►

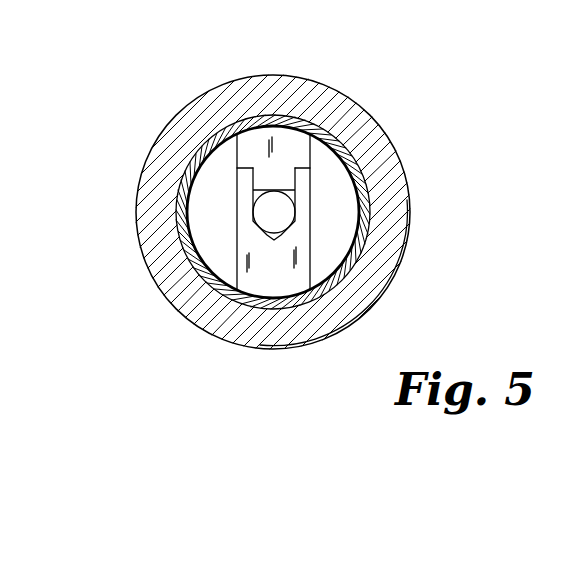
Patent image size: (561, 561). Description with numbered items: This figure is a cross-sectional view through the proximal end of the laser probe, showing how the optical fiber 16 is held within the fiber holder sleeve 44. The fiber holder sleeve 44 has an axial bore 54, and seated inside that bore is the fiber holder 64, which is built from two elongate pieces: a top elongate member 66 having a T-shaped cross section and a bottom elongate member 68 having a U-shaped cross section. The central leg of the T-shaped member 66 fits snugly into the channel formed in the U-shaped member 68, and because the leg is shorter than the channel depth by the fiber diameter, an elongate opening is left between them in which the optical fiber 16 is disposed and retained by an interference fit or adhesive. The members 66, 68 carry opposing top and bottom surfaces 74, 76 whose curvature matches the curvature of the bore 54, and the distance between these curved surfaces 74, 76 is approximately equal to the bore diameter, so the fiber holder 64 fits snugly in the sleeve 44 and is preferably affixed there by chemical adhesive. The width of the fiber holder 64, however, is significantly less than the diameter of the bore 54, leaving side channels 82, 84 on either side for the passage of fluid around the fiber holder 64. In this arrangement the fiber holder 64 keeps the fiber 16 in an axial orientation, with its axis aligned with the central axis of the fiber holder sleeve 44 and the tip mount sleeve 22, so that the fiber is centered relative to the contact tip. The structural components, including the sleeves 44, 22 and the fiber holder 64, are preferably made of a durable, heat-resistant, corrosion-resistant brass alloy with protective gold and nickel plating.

The optical fiber 16 is at (296, 208).
The tip mount sleeve 22 is at (385, 153).
The fiber holder sleeve 44 is at (192, 298).
The axial bore 54 is at (215, 268).
The fiber holder 64 is at (192, 160).
The elongate member 66 is at (310, 152).
The elongate member 68 is at (303, 267).
The top surface 74 is at (280, 127).
The bottom surface 76 is at (293, 298).
The side channel 82 is at (342, 186).
The side channel 84 is at (208, 203).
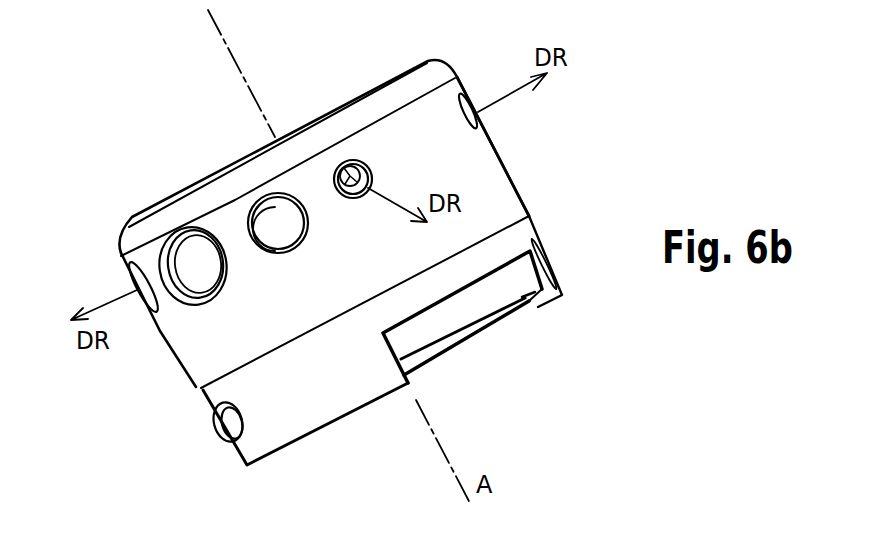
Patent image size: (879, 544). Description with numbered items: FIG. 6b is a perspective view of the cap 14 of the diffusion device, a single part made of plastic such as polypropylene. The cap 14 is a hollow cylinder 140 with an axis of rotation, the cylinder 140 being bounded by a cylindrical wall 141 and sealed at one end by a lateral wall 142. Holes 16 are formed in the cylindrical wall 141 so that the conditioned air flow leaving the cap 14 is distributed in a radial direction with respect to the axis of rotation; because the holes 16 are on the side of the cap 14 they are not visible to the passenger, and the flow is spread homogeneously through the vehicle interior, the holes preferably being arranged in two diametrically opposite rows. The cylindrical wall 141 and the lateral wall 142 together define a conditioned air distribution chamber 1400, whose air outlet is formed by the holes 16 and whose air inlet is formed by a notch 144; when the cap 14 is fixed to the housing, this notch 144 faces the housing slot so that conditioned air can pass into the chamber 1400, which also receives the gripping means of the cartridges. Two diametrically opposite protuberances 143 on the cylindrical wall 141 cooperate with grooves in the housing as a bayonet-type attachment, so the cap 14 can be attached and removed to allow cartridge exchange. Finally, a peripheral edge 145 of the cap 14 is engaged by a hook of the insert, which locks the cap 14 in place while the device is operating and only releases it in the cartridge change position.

The cap 14 is at (133, 410).
The holes 16 is at (256, 200).
The hollow cylinder 140 is at (348, 419).
The cylindrical wall 141 is at (496, 150).
The lateral wall 142 is at (347, 103).
The protuberance 143 is at (223, 427).
The notch 144 is at (493, 275).
The peripheral edge 145 is at (537, 297).
The conditioned air distribution chamber 1400 is at (507, 334).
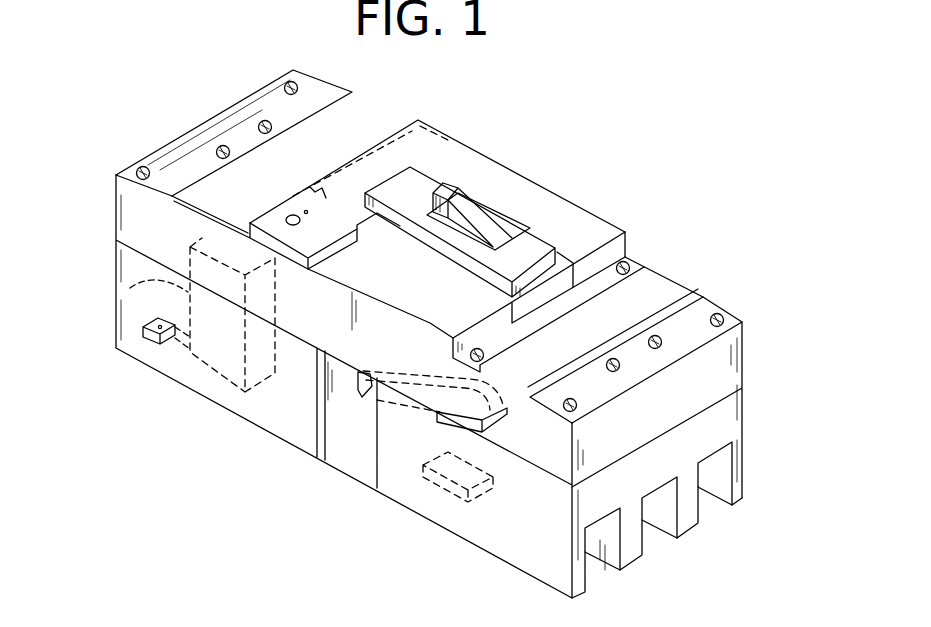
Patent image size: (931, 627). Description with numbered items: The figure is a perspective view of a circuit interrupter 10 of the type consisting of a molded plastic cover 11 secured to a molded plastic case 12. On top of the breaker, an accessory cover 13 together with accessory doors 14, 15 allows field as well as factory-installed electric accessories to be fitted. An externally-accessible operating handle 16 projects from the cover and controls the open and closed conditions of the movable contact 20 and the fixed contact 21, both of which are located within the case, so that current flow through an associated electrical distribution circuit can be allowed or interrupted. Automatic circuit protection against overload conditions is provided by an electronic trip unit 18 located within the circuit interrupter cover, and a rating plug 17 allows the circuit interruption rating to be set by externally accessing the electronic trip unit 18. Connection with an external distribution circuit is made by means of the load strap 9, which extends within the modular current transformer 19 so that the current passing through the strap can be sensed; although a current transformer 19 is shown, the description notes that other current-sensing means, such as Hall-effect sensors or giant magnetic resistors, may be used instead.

The load strap 9 is at (143, 340).
The circuit interrupter 10 is at (239, 546).
The molded plastic cover 11 is at (743, 362).
The molded plastic case 12 is at (293, 446).
The accessory cover 13 is at (412, 121).
The accessory door 14 is at (563, 232).
The accessory door 15 is at (445, 304).
The operating handle 16 is at (443, 185).
The rating plug 17 is at (304, 232).
The electronic trip unit 18 is at (432, 118).
The modular current transformer 19 is at (117, 288).
The movable contact 20 is at (443, 425).
The fixed contact 21 is at (493, 483).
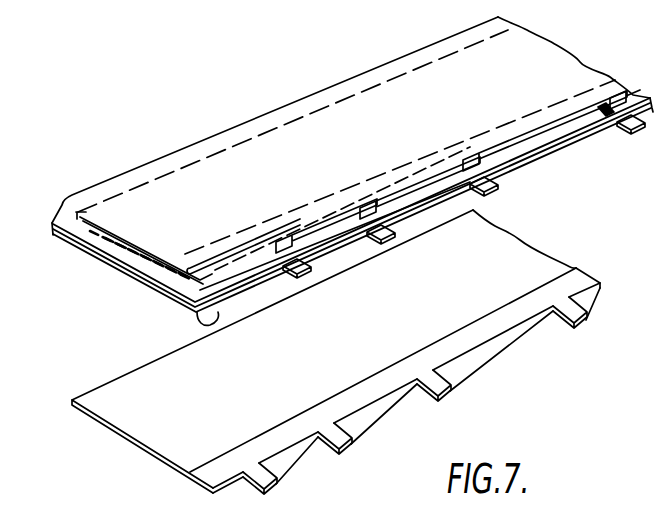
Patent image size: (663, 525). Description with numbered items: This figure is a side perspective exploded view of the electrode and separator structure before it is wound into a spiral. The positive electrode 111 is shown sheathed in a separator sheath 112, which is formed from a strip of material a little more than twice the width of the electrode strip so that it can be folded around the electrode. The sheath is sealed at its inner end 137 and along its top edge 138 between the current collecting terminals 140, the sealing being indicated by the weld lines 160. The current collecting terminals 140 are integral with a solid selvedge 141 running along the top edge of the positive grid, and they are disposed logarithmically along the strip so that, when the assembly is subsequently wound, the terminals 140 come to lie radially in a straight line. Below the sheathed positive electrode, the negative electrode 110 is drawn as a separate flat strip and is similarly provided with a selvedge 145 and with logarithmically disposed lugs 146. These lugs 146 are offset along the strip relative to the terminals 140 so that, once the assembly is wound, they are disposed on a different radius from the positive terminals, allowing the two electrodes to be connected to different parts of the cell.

◄

_YOUR TASK_
Please lay out all the lines above as a numbered list, leaving out the blank lines and the pictures.

_ANSWER FOR THIS EXERCISE_
1. Patent image size: (561, 561). Description with numbered items: This figure is a cross-sectional view through the proximal end of the laser probe, showing how the optical fiber 16 is held within the fiber holder sleeve 44. The fiber holder sleeve 44 has an axial bore 54, and seated inside that bore is the fiber holder 64, which is built from two elongate pieces: a top elongate member 66 having a T-shaped cross section and a bottom elongate member 68 having a U-shaped cross section. The central leg of the T-shaped member 66 fits snugly into the channel formed in the U-shaped member 68, and because the leg is shorter than the channel depth by the fiber diameter, an elongate opening is left between them in which the optical fiber 16 is disposed and retained by an interference fit or adhesive. The members 66, 68 carry opposing top and bottom surfaces 74, 76 whose curvature matches the curvature of the bore 54, and the distance between these curved surfaces 74, 76 is approximately equal to the bore diameter, so the fiber holder 64 fits snugly in the sleeve 44 and is preferably affixed there by chemical adhesive. The width of the fiber holder 64, however, is significantly less than the diameter of the bore 54, leaving side channels 82, 84 on either side for the passage of fluid around the fiber holder 64. In this arrangement the fiber holder 64 keeps the fiber 16 in an axial orientation, with its axis aligned with the central axis of the fiber holder sleeve 44 and the tip mount sleeve 22, so that the fiber is centered relative to the contact tip. The structural components, including the sleeves 44, 22 and the fiber holder 64, are preferably made of a durable, heat-resistant, corrosion-resistant brass alloy with protective gold and nickel plating.
2. The optical fiber 16 is at (296, 208).
3. The tip mount sleeve 22 is at (385, 153).
4. The fiber holder sleeve 44 is at (192, 298).
5. The axial bore 54 is at (215, 268).
6. The fiber holder 64 is at (192, 160).
7. The elongate member 66 is at (310, 152).
8. The elongate member 68 is at (303, 267).
9. The top surface 74 is at (280, 127).
10. The bottom surface 76 is at (293, 298).
11. The side channel 82 is at (342, 186).
12. The side channel 84 is at (208, 203).
13. Patent image size: (879, 544). Description with numbered items: FIG. 6b is a perspective view of the cap 14 of the diffusion device, a single part made of plastic such as polypropylene. The cap 14 is a hollow cylinder 140 with an axis of rotation, the cylinder 140 being bounded by a cylindrical wall 141 and sealed at one end by a lateral wall 142. Holes 16 are formed in the cylindrical wall 141 so that the conditioned air flow leaving the cap 14 is distributed in a radial direction with respect to the axis of rotation; because the holes 16 are on the side of the cap 14 they are not visible to the passenger, and the flow is spread homogeneously through the vehicle interior, the holes preferably being arranged in two diametrically opposite rows. The cylindrical wall 141 and the lateral wall 142 together define a conditioned air distribution chamber 1400, whose air outlet is formed by the holes 16 and whose air inlet is formed by a notch 144; when the cap 14 is fixed to the housing, this notch 144 faces the housing slot so that conditioned air can pass into the chamber 1400, which also receives the gripping means of the cartridges. Two diametrically opposite protuberances 143 on the cylindrical wall 141 cooperate with grooves in the housing as a bayonet-type attachment, so the cap 14 can be attached and removed to allow cartridge exchange. Finally, a peripheral edge 145 of the cap 14 is engaged by a hook of the insert, which locks the cap 14 in place while the device is operating and only releases it in the cartridge change position.
14. The cap 14 is at (133, 410).
15. The holes 16 is at (256, 200).
16. The hollow cylinder 140 is at (348, 419).
17. The cylindrical wall 141 is at (496, 150).
18. The lateral wall 142 is at (347, 103).
19. The protuberance 143 is at (223, 427).
20. The notch 144 is at (493, 275).
21. The peripheral edge 145 is at (537, 297).
22. The conditioned air distribution chamber 1400 is at (507, 334).
23. Patent image size: (931, 627). Description with numbered items: The figure is a perspective view of a circuit interrupter 10 of the type consisting of a molded plastic cover 11 secured to a molded plastic case 12. On top of the breaker, an accessory cover 13 together with accessory doors 14, 15 allows field as well as factory-installed electric accessories to be fitted. An externally-accessible operating handle 16 projects from the cover and controls the open and closed conditions of the movable contact 20 and the fixed contact 21, both of which are located within the case, so that current flow through an associated electrical distribution circuit can be allowed or interrupted. Automatic circuit protection against overload conditions is provided by an electronic trip unit 18 located within the circuit interrupter cover, and a rating plug 17 allows the circuit interruption rating to be set by externally accessing the electronic trip unit 18. Connection with an external distribution circuit is made by means of the load strap 9, which extends within the modular current transformer 19 so that the current passing through the strap can be sensed; although a current transformer 19 is shown, the description notes that other current-sensing means, such as Hall-effect sensors or giant magnetic resistors, may be used instead.
24. The load strap 9 is at (143, 340).
25. The circuit interrupter 10 is at (239, 546).
26. The molded plastic cover 11 is at (743, 362).
27. The molded plastic case 12 is at (293, 446).
28. The accessory cover 13 is at (412, 121).
29. The accessory door 14 is at (563, 232).
30. The accessory door 15 is at (445, 304).
31. The operating handle 16 is at (443, 185).
32. The rating plug 17 is at (304, 232).
33. The electronic trip unit 18 is at (432, 118).
34. The modular current transformer 19 is at (117, 288).
35. The movable contact 20 is at (443, 425).
36. The fixed contact 21 is at (493, 483).
37. Patent image size: (663, 525). Description with numbered items: This figure is a side perspective exploded view of the electrode and separator structure before it is wound into a spiral. The positive electrode 111 is shown sheathed in a separator sheath 112, which is formed from a strip of material a little more than twice the width of the electrode strip so that it can be folded around the electrode. The sheath is sealed at its inner end 137 and along its top edge 138 between the current collecting terminals 140, the sealing being indicated by the weld lines 160. The current collecting terminals 140 are integral with a solid selvedge 141 running along the top edge of the positive grid, and they are disposed logarithmically along the strip so that, when the assembly is subsequently wound, the terminals 140 come to lie radially in a straight line. Below the sheathed positive electrode, the negative electrode 110 is drawn as a separate flat strip and is similarly provided with a selvedge 145 and with logarithmically disposed lugs 146. These lugs 146 are offset along the strip relative to the terminals 140 so that, once the assembly is wound, they are disposed on a different radius from the positive terminals, allowing the two electrodes to be connected to different parts of the cell.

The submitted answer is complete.